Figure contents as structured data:
Begin

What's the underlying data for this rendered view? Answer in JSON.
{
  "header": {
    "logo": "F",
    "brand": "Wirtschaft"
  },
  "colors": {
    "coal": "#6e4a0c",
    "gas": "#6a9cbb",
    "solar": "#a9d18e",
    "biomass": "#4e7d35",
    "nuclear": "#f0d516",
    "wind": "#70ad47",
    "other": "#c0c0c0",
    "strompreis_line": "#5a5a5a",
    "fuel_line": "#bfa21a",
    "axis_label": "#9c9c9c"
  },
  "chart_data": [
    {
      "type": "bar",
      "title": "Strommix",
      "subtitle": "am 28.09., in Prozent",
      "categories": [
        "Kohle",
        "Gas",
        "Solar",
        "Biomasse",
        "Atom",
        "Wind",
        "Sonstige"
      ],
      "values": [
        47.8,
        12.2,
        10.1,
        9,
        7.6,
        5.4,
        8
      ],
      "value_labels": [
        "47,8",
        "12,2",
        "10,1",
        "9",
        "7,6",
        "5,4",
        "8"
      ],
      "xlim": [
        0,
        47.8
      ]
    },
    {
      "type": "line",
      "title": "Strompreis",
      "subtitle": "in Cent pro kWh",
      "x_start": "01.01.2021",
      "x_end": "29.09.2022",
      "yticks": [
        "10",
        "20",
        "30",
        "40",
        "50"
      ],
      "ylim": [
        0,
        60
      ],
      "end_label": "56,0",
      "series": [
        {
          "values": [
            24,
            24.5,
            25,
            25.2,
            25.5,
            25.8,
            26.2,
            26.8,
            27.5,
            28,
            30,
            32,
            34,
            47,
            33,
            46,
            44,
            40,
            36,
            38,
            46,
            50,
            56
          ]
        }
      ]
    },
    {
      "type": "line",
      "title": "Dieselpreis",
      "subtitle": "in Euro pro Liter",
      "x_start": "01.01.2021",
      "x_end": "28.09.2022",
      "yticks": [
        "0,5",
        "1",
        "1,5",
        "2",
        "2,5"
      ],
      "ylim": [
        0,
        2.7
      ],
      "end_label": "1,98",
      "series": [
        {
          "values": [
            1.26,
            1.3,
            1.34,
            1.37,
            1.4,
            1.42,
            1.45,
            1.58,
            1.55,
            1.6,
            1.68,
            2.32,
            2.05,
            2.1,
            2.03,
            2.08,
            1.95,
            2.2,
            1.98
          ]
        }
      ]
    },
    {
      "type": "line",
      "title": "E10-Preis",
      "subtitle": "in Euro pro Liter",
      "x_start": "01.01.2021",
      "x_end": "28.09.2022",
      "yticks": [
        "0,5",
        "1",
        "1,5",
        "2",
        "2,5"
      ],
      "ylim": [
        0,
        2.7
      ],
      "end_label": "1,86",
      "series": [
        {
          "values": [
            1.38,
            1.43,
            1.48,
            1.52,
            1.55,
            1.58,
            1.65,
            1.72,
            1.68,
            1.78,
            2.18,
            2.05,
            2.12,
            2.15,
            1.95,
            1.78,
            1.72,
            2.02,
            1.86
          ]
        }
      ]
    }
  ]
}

End

Repeat the entries shown above, every one, word for word.

What's the underlying data for this rendered view? Answer in JSON.
{
  "header": {
    "logo": "F",
    "brand": "Wirtschaft"
  },
  "colors": {
    "coal": "#6e4a0c",
    "gas": "#6a9cbb",
    "solar": "#a9d18e",
    "biomass": "#4e7d35",
    "nuclear": "#f0d516",
    "wind": "#70ad47",
    "other": "#c0c0c0",
    "strompreis_line": "#5a5a5a",
    "fuel_line": "#bfa21a",
    "axis_label": "#9c9c9c"
  },
  "chart_data": [
    {
      "type": "bar",
      "title": "Strommix",
      "subtitle": "am 28.09., in Prozent",
      "categories": [
        "Kohle",
        "Gas",
        "Solar",
        "Biomasse",
        "Atom",
        "Wind",
        "Sonstige"
      ],
      "values": [
        47.8,
        12.2,
        10.1,
        9,
        7.6,
        5.4,
        8
      ],
      "value_labels": [
        "47,8",
        "12,2",
        "10,1",
        "9",
        "7,6",
        "5,4",
        "8"
      ],
      "xlim": [
        0,
        47.8
      ]
    },
    {
      "type": "line",
      "title": "Strompreis",
      "subtitle": "in Cent pro kWh",
      "x_start": "01.01.2021",
      "x_end": "29.09.2022",
      "yticks": [
        "10",
        "20",
        "30",
        "40",
        "50"
      ],
      "ylim": [
        0,
        60
      ],
      "end_label": "56,0",
      "series": [
        {
          "values": [
            24,
            24.5,
            25,
            25.2,
            25.5,
            25.8,
            26.2,
            26.8,
            27.5,
            28,
            30,
            32,
            34,
            47,
            33,
            46,
            44,
            40,
            36,
            38,
            46,
            50,
            56
          ]
        }
      ]
    },
    {
      "type": "line",
      "title": "Dieselpreis",
      "subtitle": "in Euro pro Liter",
      "x_start": "01.01.2021",
      "x_end": "28.09.2022",
      "yticks": [
        "0,5",
        "1",
        "1,5",
        "2",
        "2,5"
      ],
      "ylim": [
        0,
        2.7
      ],
      "end_label": "1,98",
      "series": [
        {
          "values": [
            1.26,
            1.3,
            1.34,
            1.37,
            1.4,
            1.42,
            1.45,
            1.58,
            1.55,
            1.6,
            1.68,
            2.32,
            2.05,
            2.1,
            2.03,
            2.08,
            1.95,
            2.2,
            1.98
          ]
        }
      ]
    },
    {
      "type": "line",
      "title": "E10-Preis",
      "subtitle": "in Euro pro Liter",
      "x_start": "01.01.2021",
      "x_end": "28.09.2022",
      "yticks": [
        "0,5",
        "1",
        "1,5",
        "2",
        "2,5"
      ],
      "ylim": [
        0,
        2.7
      ],
      "end_label": "1,86",
      "series": [
        {
          "values": [
            1.38,
            1.43,
            1.48,
            1.52,
            1.55,
            1.58,
            1.65,
            1.72,
            1.68,
            1.78,
            2.18,
            2.05,
            2.12,
            2.15,
            1.95,
            1.78,
            1.72,
            2.02,
            1.86
          ]
        }
      ]
    }
  ]
}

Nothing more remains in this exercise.